Recast the rows, from their first line through the line containing "- short-label: Court: [424, 270, 483, 297]", as a JSON list of strings with one string per line. Both ends are included, and blank lines are omitted.
§ §
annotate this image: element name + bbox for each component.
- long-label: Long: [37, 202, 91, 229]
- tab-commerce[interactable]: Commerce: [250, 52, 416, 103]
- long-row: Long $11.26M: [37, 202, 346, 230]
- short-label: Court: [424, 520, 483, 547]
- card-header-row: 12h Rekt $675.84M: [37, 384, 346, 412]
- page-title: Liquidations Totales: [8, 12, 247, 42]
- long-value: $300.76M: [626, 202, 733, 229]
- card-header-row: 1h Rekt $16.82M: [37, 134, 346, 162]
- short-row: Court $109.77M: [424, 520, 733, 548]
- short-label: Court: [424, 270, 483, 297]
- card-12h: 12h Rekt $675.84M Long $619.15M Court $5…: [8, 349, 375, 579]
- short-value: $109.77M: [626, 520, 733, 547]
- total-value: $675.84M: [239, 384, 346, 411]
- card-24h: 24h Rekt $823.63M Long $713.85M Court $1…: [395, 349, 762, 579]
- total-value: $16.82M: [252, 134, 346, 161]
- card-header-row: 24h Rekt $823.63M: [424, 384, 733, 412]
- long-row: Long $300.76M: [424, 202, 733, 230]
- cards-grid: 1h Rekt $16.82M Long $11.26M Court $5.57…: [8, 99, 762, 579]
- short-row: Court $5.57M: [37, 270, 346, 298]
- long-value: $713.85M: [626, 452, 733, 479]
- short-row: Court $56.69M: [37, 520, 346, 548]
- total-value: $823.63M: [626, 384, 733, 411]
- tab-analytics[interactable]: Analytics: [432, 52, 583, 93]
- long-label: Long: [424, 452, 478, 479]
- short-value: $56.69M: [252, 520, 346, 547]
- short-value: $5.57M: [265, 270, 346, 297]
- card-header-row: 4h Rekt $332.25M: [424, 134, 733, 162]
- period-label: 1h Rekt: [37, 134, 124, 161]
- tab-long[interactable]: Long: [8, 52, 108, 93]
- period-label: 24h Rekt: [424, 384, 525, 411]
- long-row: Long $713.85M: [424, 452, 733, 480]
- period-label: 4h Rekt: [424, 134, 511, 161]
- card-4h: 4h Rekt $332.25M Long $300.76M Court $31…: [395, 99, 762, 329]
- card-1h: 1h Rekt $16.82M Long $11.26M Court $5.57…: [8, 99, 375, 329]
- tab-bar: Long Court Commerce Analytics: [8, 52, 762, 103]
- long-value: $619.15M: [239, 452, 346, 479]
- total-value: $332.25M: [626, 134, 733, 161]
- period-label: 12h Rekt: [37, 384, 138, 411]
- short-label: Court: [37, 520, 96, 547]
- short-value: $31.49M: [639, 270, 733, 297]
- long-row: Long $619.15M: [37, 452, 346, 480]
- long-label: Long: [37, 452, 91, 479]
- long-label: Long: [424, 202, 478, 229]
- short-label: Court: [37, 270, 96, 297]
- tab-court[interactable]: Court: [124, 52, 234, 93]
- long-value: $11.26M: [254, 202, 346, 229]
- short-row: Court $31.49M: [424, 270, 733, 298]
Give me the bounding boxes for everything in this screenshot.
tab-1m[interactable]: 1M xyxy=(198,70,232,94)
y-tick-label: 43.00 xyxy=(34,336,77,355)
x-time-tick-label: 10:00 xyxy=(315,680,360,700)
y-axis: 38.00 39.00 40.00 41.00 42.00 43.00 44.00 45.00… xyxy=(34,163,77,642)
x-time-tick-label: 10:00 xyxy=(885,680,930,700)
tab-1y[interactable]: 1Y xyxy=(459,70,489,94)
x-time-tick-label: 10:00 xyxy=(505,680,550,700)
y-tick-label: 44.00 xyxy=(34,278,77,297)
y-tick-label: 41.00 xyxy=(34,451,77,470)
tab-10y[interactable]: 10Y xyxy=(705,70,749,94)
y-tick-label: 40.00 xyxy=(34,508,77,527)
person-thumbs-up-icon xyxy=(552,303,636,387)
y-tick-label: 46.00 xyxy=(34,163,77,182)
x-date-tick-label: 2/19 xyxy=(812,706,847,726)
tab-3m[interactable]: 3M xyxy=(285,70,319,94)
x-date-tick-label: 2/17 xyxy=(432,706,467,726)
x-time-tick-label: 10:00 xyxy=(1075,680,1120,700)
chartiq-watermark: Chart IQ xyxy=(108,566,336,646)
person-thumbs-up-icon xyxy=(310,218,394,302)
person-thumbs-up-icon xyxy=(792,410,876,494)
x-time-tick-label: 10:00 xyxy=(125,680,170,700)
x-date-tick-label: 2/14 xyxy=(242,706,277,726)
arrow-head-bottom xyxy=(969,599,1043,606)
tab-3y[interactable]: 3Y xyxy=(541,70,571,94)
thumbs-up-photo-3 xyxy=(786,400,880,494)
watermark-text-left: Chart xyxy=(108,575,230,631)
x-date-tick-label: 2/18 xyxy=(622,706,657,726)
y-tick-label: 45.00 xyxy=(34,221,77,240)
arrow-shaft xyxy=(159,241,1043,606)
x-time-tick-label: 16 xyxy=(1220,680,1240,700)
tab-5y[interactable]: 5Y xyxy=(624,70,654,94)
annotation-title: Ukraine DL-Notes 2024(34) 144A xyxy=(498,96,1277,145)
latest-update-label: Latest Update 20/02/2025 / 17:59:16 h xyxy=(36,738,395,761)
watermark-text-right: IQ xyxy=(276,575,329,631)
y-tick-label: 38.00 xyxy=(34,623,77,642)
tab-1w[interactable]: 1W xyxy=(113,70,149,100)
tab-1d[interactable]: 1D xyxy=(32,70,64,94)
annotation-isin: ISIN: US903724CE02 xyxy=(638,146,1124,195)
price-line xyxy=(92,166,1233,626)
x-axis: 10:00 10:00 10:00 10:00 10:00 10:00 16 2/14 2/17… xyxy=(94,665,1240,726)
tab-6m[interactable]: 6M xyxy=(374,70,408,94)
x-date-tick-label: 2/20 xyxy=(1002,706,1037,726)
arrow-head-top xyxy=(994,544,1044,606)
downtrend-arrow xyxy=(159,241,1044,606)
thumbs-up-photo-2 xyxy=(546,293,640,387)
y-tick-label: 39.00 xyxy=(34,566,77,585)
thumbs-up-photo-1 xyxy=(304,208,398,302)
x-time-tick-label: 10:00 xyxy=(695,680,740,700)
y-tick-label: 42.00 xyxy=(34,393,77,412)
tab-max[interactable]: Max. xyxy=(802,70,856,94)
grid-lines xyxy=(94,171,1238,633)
§ §
__Output of the task__:
[
  "annotate this image: element name + bbox for each component.",
  "- long-label: Long: [37, 202, 91, 229]",
  "- tab-commerce[interactable]: Commerce: [250, 52, 416, 103]",
  "- long-row: Long $11.26M: [37, 202, 346, 230]",
  "- short-label: Court: [424, 520, 483, 547]",
  "- card-header-row: 12h Rekt $675.84M: [37, 384, 346, 412]",
  "- page-title: Liquidations Totales: [8, 12, 247, 42]",
  "- long-value: $300.76M: [626, 202, 733, 229]",
  "- card-header-row: 1h Rekt $16.82M: [37, 134, 346, 162]",
  "- short-row: Court $109.77M: [424, 520, 733, 548]",
  "- short-label: Court: [424, 270, 483, 297]"
]